**DATA LISTING**
>>>

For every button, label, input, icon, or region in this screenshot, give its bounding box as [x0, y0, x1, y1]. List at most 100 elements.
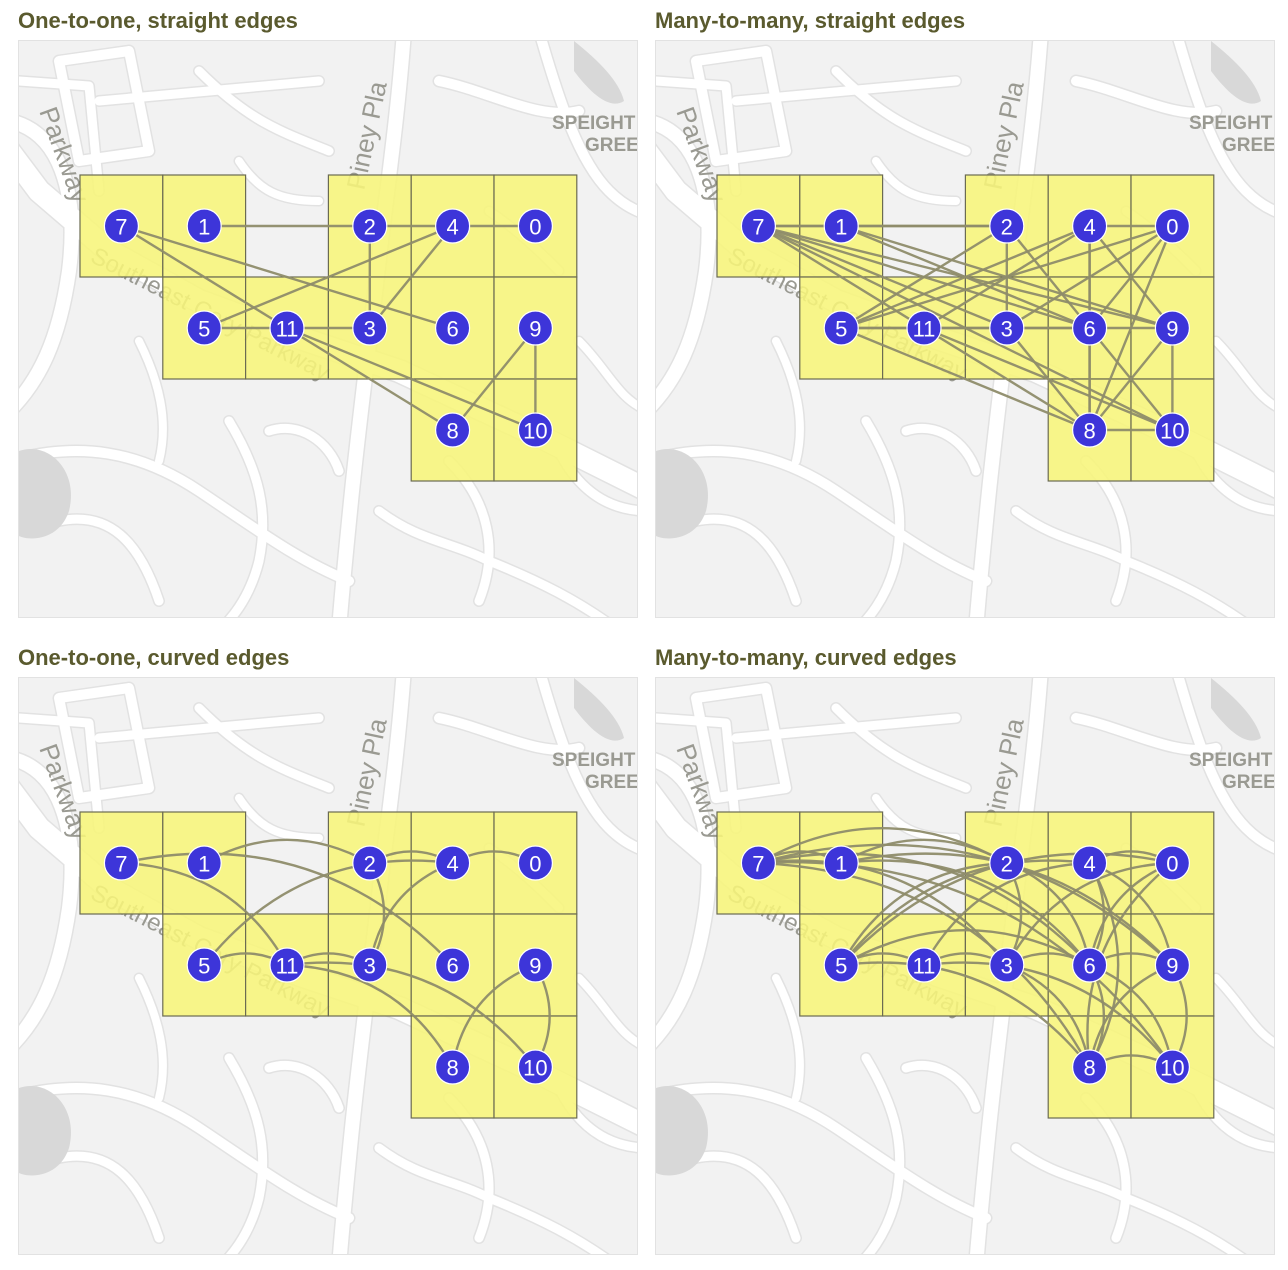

<<<
>>>

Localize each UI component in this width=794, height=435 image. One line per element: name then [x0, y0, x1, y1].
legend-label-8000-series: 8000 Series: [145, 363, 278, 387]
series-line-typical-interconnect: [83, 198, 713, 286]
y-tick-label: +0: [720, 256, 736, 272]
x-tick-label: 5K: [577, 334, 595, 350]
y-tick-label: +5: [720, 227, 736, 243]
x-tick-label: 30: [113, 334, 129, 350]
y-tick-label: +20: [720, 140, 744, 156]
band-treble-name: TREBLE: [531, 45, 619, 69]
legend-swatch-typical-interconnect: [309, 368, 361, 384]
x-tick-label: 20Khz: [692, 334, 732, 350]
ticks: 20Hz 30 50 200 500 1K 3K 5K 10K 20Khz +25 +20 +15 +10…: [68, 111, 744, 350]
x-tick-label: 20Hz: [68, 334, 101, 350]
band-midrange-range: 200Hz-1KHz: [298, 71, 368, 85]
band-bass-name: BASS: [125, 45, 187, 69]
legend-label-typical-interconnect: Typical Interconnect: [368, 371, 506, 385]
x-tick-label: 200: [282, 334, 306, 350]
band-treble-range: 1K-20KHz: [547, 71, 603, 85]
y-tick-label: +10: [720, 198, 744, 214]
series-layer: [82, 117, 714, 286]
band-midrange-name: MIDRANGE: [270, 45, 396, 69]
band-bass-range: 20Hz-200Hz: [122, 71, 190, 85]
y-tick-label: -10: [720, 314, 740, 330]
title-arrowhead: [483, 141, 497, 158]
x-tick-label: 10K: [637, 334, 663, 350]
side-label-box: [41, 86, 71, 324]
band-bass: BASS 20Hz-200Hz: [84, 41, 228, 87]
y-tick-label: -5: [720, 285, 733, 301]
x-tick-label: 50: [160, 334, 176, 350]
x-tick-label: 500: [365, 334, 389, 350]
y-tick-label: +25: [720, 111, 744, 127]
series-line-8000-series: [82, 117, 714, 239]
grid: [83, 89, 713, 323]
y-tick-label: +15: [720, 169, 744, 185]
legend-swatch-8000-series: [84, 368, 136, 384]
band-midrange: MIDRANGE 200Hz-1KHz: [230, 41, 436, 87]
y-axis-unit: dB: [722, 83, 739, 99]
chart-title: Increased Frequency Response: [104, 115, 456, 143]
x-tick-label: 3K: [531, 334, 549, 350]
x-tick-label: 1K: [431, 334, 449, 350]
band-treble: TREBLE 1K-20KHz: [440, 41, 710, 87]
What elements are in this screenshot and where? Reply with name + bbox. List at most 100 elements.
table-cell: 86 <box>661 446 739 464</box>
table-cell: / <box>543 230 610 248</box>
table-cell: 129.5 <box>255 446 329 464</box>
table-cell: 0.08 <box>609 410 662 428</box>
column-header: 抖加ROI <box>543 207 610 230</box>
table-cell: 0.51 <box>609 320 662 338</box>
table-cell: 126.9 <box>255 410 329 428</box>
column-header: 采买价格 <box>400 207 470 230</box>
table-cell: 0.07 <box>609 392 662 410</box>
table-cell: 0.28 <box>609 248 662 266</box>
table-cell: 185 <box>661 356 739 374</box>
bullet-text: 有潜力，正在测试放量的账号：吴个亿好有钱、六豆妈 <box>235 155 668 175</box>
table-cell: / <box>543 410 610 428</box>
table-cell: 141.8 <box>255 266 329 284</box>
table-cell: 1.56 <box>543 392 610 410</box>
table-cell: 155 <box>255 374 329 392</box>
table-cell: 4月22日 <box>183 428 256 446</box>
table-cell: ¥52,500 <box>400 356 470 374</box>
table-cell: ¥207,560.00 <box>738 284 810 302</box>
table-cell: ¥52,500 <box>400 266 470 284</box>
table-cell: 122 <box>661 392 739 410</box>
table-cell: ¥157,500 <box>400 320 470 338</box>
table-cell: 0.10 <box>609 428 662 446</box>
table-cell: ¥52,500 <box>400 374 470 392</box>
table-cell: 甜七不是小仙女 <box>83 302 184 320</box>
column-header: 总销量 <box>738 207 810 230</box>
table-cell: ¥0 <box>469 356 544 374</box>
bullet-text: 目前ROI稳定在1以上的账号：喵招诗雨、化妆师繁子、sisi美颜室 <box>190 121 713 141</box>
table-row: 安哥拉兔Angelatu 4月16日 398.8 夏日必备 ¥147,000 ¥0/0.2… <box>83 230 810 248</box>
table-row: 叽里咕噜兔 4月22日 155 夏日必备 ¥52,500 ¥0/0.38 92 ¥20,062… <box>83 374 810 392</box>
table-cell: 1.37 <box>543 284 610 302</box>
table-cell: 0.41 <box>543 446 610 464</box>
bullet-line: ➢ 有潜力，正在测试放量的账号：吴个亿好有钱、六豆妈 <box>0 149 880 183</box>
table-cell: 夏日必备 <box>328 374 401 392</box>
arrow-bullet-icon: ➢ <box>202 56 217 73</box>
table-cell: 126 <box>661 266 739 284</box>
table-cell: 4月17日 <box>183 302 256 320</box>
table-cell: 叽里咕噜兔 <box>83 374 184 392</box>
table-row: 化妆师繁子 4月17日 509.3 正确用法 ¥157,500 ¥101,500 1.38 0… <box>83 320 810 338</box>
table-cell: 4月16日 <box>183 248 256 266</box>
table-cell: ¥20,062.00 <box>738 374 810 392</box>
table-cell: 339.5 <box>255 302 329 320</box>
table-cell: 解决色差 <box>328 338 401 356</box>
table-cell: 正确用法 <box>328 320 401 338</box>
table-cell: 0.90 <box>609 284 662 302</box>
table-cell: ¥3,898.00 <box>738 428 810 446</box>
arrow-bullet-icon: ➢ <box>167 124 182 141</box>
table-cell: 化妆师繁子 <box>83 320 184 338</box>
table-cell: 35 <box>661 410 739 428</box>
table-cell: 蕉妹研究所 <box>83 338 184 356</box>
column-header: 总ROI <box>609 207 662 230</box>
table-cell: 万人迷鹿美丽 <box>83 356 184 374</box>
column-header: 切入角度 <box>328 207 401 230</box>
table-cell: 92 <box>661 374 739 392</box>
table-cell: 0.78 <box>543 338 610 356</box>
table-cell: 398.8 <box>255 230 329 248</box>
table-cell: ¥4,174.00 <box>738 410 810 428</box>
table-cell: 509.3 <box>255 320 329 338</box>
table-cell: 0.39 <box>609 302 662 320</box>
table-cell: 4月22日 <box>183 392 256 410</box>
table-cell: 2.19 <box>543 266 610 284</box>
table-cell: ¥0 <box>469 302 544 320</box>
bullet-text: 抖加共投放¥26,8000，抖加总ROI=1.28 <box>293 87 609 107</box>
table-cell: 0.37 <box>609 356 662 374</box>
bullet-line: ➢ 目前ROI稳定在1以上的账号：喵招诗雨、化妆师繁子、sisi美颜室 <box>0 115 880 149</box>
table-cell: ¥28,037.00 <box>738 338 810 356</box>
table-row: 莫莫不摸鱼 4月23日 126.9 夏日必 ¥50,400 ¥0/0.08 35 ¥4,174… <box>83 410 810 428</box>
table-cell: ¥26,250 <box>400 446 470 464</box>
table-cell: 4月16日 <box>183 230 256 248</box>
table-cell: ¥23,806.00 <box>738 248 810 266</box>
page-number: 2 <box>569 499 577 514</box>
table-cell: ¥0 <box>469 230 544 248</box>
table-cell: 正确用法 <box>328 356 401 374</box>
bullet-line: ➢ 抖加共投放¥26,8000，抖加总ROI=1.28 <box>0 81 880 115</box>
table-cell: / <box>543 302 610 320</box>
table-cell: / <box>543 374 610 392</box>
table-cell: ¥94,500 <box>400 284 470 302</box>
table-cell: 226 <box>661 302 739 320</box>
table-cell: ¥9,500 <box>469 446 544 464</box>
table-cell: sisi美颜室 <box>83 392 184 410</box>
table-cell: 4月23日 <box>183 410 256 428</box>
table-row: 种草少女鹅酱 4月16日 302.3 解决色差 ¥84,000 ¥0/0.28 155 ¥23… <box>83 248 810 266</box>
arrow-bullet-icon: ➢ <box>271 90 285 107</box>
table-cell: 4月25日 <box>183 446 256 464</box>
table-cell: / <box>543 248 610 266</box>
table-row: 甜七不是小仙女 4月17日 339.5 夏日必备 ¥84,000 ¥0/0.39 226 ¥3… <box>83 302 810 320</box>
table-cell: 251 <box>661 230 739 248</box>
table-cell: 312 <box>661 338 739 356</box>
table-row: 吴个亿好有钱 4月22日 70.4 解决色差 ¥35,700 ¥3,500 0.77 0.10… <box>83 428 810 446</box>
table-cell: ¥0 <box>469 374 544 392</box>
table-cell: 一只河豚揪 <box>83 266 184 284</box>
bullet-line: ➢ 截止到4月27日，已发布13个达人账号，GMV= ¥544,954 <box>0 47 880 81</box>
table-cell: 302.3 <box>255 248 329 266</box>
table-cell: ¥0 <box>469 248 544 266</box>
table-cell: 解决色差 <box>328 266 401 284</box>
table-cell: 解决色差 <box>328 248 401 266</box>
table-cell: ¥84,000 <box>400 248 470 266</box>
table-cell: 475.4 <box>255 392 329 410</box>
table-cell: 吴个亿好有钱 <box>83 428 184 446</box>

<<<

**REQUIRED TASK**
Find each row above containing the string "夏日必备" and copy those rows out in full, treating uppercase and lowercase as distinct.

**THE REPLY**
table-row: 安哥拉兔Angelatu 4月16日 398.8 夏日必备 ¥147,000 ¥0/0.2… <box>83 230 810 248</box>
table-row: 叽里咕噜兔 4月22日 155 夏日必备 ¥52,500 ¥0/0.38 92 ¥20,062… <box>83 374 810 392</box>
table-cell: 夏日必备 <box>328 374 401 392</box>
table-row: 甜七不是小仙女 4月17日 339.5 夏日必备 ¥84,000 ¥0/0.39 226 ¥3… <box>83 302 810 320</box>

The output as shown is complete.